— Begin Record list —

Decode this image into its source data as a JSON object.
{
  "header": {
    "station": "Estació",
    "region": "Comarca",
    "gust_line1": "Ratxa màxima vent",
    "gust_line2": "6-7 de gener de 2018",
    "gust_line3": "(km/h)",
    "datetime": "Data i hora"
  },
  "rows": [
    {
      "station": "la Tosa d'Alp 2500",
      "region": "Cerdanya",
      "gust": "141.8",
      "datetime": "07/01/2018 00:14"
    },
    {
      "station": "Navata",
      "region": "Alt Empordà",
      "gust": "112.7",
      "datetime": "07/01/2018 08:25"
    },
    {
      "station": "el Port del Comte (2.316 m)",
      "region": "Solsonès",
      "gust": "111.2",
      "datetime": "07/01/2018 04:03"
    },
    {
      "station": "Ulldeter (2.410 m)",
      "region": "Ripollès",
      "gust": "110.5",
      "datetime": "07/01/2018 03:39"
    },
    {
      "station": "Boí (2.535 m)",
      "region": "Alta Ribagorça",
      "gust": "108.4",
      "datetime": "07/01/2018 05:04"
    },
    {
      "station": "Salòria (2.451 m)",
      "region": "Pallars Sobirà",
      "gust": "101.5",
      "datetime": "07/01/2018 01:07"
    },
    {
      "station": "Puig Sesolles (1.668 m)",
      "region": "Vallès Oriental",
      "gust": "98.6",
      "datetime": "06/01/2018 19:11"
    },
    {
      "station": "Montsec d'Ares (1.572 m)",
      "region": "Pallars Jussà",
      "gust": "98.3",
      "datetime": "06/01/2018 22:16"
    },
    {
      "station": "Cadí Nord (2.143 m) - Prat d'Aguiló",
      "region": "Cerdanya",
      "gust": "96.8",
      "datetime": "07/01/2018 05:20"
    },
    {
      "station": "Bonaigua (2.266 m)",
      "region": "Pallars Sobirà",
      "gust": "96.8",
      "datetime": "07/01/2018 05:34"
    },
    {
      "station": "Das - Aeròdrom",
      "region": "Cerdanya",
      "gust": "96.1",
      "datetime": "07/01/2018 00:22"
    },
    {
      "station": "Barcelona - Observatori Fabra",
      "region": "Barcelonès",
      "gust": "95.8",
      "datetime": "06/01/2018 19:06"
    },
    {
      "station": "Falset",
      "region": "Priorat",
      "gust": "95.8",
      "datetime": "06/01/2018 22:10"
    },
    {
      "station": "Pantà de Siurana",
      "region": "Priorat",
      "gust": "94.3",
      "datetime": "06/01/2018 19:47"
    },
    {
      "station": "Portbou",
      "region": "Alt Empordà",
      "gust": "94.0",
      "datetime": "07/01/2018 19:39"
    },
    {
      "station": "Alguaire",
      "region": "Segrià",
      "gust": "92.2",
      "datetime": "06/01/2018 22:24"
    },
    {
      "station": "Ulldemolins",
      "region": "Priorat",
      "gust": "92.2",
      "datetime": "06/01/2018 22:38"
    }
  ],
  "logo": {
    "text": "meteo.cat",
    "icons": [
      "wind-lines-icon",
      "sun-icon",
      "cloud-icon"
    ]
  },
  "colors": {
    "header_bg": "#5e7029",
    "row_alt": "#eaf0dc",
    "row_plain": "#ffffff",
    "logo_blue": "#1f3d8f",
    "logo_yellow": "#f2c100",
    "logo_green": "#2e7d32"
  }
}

— End Record list —

Exercise task: Copy out all the entries shown above, character for character.

Written response:
Decode this image into its source data as a JSON object.
{
  "header": {
    "station": "Estació",
    "region": "Comarca",
    "gust_line1": "Ratxa màxima vent",
    "gust_line2": "6-7 de gener de 2018",
    "gust_line3": "(km/h)",
    "datetime": "Data i hora"
  },
  "rows": [
    {
      "station": "la Tosa d'Alp 2500",
      "region": "Cerdanya",
      "gust": "141.8",
      "datetime": "07/01/2018 00:14"
    },
    {
      "station": "Navata",
      "region": "Alt Empordà",
      "gust": "112.7",
      "datetime": "07/01/2018 08:25"
    },
    {
      "station": "el Port del Comte (2.316 m)",
      "region": "Solsonès",
      "gust": "111.2",
      "datetime": "07/01/2018 04:03"
    },
    {
      "station": "Ulldeter (2.410 m)",
      "region": "Ripollès",
      "gust": "110.5",
      "datetime": "07/01/2018 03:39"
    },
    {
      "station": "Boí (2.535 m)",
      "region": "Alta Ribagorça",
      "gust": "108.4",
      "datetime": "07/01/2018 05:04"
    },
    {
      "station": "Salòria (2.451 m)",
      "region": "Pallars Sobirà",
      "gust": "101.5",
      "datetime": "07/01/2018 01:07"
    },
    {
      "station": "Puig Sesolles (1.668 m)",
      "region": "Vallès Oriental",
      "gust": "98.6",
      "datetime": "06/01/2018 19:11"
    },
    {
      "station": "Montsec d'Ares (1.572 m)",
      "region": "Pallars Jussà",
      "gust": "98.3",
      "datetime": "06/01/2018 22:16"
    },
    {
      "station": "Cadí Nord (2.143 m) - Prat d'Aguiló",
      "region": "Cerdanya",
      "gust": "96.8",
      "datetime": "07/01/2018 05:20"
    },
    {
      "station": "Bonaigua (2.266 m)",
      "region": "Pallars Sobirà",
      "gust": "96.8",
      "datetime": "07/01/2018 05:34"
    },
    {
      "station": "Das - Aeròdrom",
      "region": "Cerdanya",
      "gust": "96.1",
      "datetime": "07/01/2018 00:22"
    },
    {
      "station": "Barcelona - Observatori Fabra",
      "region": "Barcelonès",
      "gust": "95.8",
      "datetime": "06/01/2018 19:06"
    },
    {
      "station": "Falset",
      "region": "Priorat",
      "gust": "95.8",
      "datetime": "06/01/2018 22:10"
    },
    {
      "station": "Pantà de Siurana",
      "region": "Priorat",
      "gust": "94.3",
      "datetime": "06/01/2018 19:47"
    },
    {
      "station": "Portbou",
      "region": "Alt Empordà",
      "gust": "94.0",
      "datetime": "07/01/2018 19:39"
    },
    {
      "station": "Alguaire",
      "region": "Segrià",
      "gust": "92.2",
      "datetime": "06/01/2018 22:24"
    },
    {
      "station": "Ulldemolins",
      "region": "Priorat",
      "gust": "92.2",
      "datetime": "06/01/2018 22:38"
    }
  ],
  "logo": {
    "text": "meteo.cat",
    "icons": [
      "wind-lines-icon",
      "sun-icon",
      "cloud-icon"
    ]
  },
  "colors": {
    "header_bg": "#5e7029",
    "row_alt": "#eaf0dc",
    "row_plain": "#ffffff",
    "logo_blue": "#1f3d8f",
    "logo_yellow": "#f2c100",
    "logo_green": "#2e7d32"
  }
}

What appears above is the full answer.